##### Provided material

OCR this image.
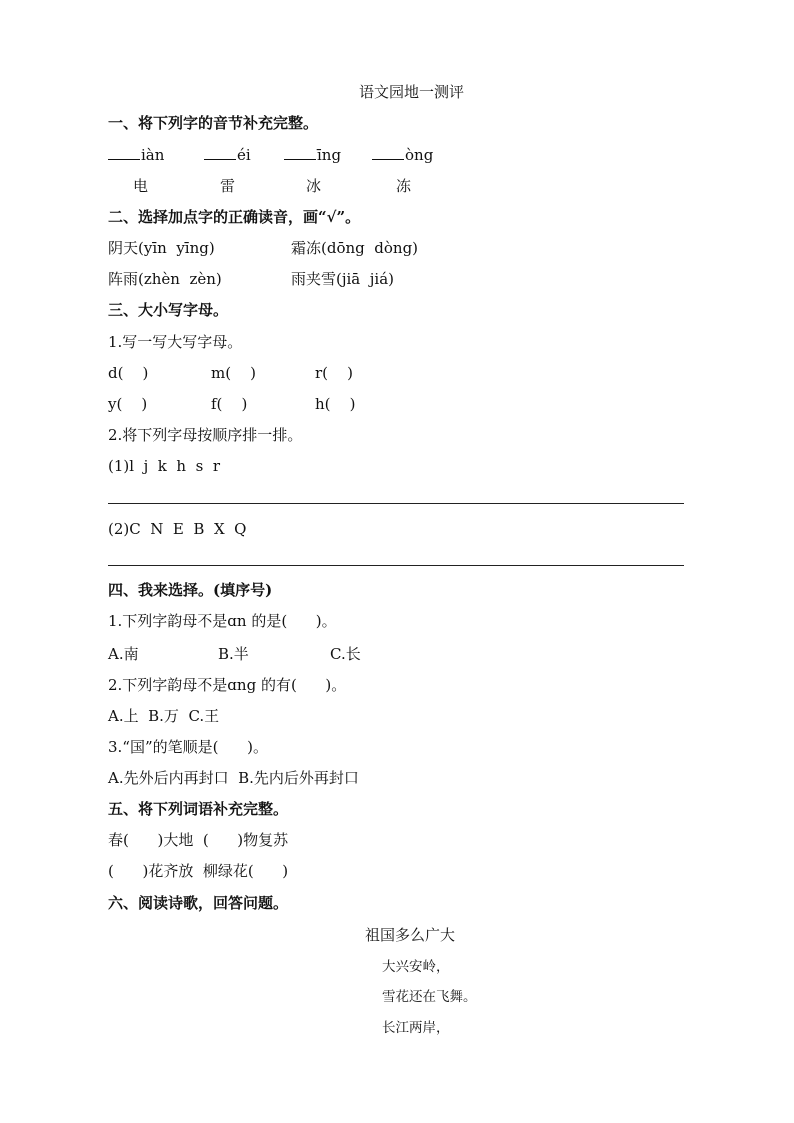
语文园地一测评
一、将下列字的音节补充完整。
iàn	éi	īng	òng
电	雷	冰	冻
二、选择加点字的正确读音，画“√”。
阴天(yīn  yīng)	霜冻(dōng  dòng)
阵雨(zhèn  zèn)	雨夹雪(jiā  jiá)
三、大小写字母。
1.写一写大写字母。
d(    )	m(    )	r(    )
y(    )	f(    )	h(    )
2.将下列字母按顺序排一排。
(1)l  j  k  h  s  r
(2)C  N  E  B  X  Q
四、我来选择。(填序号)
1.下列字韵母不是ɑn 的是(      )。
A.南	B.半	C.长
2.下列字韵母不是ɑng 的有(      )。
A.上  B.万  C.王
3.“国”的笔顺是(      )。
A.先外后内再封口  B.先内后外再封口
五、将下列词语补充完整。
春(      )大地  (      )物复苏
(      )花齐放  柳绿花(      )
六、阅读诗歌，回答问题。
祖国多么广大
大兴安岭，
雪花还在飞舞。
长江两岸，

##########

• What is needed: All the material shown above is to be copied exactly, with no pictures carried over.

• The completed task:
OCR this image.
语文园地一测评
一、将下列字的音节补充完整。
iàn	éi	īng	òng
电	雷	冰	冻
二、选择加点字的正确读音，画“√”。
阴天(yīn  yīng)	霜冻(dōng  dòng)
阵雨(zhèn  zèn)	雨夹雪(jiā  jiá)
三、大小写字母。
1.写一写大写字母。
d(    )	m(    )	r(    )
y(    )	f(    )	h(    )
2.将下列字母按顺序排一排。
(1)l  j  k  h  s  r
(2)C  N  E  B  X  Q
四、我来选择。(填序号)
1.下列字韵母不是ɑn 的是(      )。
A.南	B.半	C.长
2.下列字韵母不是ɑng 的有(      )。
A.上  B.万  C.王
3.“国”的笔顺是(      )。
A.先外后内再封口  B.先内后外再封口
五、将下列词语补充完整。
春(      )大地  (      )物复苏
(      )花齐放  柳绿花(      )
六、阅读诗歌，回答问题。
祖国多么广大
大兴安岭，
雪花还在飞舞。
长江两岸，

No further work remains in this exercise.